-- STATED TASK --
Please recast the rows from the start of the records through the line containing "chef-photo [9, 743, 135, 877]" as a Markdown table with the columns "No." and "Line", giving each line its own number and leaving out blank lines.

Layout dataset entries
○ ○ ○ ○

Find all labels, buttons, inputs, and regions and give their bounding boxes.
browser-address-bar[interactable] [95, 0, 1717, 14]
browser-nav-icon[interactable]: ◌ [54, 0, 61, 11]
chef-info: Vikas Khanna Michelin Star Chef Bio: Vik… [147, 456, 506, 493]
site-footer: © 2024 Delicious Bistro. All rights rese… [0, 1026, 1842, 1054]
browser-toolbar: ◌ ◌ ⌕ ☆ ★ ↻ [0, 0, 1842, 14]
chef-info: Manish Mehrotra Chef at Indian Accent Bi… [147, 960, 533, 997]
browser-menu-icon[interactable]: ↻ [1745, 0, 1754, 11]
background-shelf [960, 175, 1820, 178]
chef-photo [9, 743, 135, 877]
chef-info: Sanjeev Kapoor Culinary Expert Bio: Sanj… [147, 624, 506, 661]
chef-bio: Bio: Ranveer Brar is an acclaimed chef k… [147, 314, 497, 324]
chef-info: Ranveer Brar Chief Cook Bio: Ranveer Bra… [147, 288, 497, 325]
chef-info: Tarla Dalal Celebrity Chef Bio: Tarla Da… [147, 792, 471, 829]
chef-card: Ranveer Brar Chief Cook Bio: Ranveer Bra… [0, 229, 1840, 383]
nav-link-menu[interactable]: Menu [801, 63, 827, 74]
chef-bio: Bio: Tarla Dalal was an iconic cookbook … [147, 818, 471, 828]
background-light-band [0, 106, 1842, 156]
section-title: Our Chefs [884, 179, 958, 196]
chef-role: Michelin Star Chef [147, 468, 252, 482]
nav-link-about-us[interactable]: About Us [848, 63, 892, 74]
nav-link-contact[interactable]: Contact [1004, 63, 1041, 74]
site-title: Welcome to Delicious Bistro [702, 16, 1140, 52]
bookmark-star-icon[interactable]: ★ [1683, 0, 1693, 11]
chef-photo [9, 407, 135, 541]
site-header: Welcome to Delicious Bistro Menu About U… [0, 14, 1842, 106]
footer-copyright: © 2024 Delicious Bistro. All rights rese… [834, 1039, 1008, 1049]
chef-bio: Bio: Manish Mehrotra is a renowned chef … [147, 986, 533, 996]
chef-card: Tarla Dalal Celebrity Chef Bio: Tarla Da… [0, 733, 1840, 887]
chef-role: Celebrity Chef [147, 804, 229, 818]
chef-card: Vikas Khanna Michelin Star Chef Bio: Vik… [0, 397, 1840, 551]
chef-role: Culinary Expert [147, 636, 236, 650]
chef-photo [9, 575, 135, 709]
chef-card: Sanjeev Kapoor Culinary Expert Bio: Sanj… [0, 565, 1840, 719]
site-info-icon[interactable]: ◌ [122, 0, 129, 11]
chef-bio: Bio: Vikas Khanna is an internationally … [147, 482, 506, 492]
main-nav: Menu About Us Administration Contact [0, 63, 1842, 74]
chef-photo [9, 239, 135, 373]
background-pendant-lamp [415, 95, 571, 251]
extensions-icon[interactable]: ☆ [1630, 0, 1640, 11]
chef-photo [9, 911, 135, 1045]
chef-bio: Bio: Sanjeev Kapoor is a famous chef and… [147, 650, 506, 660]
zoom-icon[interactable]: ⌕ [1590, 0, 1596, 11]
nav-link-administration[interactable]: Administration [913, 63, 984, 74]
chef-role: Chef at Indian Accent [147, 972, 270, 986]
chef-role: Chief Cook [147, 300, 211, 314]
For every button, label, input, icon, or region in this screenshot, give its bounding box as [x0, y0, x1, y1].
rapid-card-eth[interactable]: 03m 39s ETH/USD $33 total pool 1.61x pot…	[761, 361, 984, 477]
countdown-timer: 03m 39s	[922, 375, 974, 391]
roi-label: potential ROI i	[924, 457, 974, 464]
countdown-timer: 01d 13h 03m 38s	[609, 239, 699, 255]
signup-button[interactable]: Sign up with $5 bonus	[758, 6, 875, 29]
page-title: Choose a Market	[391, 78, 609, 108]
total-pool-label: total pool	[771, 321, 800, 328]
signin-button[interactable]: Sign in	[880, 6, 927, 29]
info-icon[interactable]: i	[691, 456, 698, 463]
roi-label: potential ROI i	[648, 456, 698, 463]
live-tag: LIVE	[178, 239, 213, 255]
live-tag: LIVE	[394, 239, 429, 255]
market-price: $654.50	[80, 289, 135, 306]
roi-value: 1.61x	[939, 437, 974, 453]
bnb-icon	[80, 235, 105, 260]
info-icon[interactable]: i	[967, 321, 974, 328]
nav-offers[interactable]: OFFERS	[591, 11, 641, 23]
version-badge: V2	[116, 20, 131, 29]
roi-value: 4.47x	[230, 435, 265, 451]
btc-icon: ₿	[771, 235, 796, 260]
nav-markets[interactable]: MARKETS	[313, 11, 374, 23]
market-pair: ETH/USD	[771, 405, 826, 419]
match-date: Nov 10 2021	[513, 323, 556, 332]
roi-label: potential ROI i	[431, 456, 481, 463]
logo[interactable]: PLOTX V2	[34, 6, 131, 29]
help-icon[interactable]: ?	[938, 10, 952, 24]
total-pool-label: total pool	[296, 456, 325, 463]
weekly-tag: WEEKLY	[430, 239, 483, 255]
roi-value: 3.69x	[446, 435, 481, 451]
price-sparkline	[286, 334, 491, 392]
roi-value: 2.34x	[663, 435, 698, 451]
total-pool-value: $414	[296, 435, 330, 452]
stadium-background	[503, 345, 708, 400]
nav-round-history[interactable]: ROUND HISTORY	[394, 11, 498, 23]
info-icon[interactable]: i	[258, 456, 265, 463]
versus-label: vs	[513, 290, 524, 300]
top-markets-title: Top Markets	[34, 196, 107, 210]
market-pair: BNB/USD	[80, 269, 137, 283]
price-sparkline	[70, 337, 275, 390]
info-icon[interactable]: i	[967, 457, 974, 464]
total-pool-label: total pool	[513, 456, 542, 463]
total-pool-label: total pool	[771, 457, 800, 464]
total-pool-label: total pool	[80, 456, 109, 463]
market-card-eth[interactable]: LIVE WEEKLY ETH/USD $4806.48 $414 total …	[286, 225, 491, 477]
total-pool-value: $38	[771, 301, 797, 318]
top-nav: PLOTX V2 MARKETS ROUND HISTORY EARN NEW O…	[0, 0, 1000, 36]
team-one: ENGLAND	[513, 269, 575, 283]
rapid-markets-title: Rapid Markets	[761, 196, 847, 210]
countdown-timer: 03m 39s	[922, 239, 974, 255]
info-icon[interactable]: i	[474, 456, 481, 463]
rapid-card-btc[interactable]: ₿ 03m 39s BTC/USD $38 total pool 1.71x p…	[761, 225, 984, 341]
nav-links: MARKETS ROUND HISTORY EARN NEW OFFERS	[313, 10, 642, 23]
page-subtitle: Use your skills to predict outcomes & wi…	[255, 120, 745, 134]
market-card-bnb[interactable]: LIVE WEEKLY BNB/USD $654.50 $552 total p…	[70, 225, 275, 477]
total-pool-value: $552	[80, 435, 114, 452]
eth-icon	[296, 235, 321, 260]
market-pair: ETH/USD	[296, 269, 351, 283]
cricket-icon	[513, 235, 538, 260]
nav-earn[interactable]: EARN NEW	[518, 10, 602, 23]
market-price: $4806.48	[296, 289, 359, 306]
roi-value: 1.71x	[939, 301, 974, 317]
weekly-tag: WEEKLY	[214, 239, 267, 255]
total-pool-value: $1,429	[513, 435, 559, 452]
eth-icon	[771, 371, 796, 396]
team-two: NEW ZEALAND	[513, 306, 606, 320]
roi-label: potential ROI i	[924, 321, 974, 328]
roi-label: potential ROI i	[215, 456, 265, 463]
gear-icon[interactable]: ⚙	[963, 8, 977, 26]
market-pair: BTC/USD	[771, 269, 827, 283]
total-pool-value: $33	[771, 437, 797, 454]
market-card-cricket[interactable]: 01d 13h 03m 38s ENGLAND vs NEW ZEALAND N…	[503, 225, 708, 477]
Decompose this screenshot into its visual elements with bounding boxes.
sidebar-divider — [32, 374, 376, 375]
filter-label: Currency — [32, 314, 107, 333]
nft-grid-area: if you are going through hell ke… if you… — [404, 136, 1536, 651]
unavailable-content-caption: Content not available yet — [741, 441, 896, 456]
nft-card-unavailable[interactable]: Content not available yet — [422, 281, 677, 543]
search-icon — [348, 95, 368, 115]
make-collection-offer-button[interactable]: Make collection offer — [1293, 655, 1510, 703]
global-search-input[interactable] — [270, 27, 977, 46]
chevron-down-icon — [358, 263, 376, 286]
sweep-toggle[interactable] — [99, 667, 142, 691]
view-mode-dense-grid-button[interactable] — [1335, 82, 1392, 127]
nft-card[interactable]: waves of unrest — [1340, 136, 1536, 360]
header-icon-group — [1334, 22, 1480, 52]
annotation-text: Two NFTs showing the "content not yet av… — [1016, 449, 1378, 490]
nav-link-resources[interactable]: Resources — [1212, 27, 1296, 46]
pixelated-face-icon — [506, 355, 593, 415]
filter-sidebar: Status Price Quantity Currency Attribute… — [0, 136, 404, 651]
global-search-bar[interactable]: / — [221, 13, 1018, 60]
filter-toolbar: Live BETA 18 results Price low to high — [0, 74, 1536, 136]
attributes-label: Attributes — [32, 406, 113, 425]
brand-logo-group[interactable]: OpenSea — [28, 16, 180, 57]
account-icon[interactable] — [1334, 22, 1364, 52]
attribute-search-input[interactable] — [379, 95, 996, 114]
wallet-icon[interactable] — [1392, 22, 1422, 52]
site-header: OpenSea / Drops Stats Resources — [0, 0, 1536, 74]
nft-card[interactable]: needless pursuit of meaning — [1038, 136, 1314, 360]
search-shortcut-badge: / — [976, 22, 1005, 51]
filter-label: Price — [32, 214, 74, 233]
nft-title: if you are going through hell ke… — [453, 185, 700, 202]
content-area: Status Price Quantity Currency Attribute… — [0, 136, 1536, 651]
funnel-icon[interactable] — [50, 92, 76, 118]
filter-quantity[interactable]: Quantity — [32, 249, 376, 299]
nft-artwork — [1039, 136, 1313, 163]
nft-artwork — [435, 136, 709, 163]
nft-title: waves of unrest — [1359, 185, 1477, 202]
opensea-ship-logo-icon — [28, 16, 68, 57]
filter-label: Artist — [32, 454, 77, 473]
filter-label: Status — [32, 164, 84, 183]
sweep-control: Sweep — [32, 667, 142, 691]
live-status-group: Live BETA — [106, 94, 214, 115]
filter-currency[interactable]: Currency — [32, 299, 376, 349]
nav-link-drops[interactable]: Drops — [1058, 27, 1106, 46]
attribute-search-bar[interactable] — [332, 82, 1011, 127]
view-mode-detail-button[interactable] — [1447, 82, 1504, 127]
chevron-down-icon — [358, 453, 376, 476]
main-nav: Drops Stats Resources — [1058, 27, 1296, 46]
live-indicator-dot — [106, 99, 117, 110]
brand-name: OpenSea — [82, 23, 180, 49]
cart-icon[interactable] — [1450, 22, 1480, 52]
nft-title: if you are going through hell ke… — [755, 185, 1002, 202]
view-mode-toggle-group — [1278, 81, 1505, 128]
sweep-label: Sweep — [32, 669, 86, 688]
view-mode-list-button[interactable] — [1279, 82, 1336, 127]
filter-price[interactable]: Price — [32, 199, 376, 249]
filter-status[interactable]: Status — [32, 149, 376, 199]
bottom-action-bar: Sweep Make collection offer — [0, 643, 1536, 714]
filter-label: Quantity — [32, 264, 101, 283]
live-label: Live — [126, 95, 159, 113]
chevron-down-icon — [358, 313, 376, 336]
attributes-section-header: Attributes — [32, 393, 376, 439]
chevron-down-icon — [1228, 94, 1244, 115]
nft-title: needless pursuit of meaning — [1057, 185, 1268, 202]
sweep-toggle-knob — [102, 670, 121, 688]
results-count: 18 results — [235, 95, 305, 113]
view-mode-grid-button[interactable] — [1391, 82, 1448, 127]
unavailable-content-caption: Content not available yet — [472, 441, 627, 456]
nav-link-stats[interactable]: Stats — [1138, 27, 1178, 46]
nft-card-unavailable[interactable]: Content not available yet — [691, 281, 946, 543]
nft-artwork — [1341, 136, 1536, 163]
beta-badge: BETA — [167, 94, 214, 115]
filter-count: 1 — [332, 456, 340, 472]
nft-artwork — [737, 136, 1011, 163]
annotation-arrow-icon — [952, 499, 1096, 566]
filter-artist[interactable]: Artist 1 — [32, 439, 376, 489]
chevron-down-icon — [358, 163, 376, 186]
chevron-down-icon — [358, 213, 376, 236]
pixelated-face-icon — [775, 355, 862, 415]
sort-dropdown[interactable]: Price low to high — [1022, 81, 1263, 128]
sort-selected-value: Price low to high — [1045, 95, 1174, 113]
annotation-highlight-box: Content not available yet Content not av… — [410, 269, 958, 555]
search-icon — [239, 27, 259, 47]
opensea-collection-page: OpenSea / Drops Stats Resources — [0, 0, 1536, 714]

○ ○ ○ ○

-- SOLUTION TO THE PROBLEM --
| No. | Line |
|---|---|
| 1 | Find all labels, buttons, inputs, and regions and give their bounding boxes. |
| 2 | browser-address-bar[interactable] [95, 0, 1717, 14] |
| 3 | browser-nav-icon[interactable]: ◌ [54, 0, 61, 11] |
| 4 | chef-info: Vikas Khanna Michelin Star Chef Bio: Vik… [147, 456, 506, 493] |
| 5 | site-footer: © 2024 Delicious Bistro. All rights rese… [0, 1026, 1842, 1054] |
| 6 | browser-toolbar: ◌ ◌ ⌕ ☆ ★ ↻ [0, 0, 1842, 14] |
| 7 | chef-info: Manish Mehrotra Chef at Indian Accent Bi… [147, 960, 533, 997] |
| 8 | browser-menu-icon[interactable]: ↻ [1745, 0, 1754, 11] |
| 9 | background-shelf [960, 175, 1820, 178] |
| 10 | chef-photo [9, 743, 135, 877] |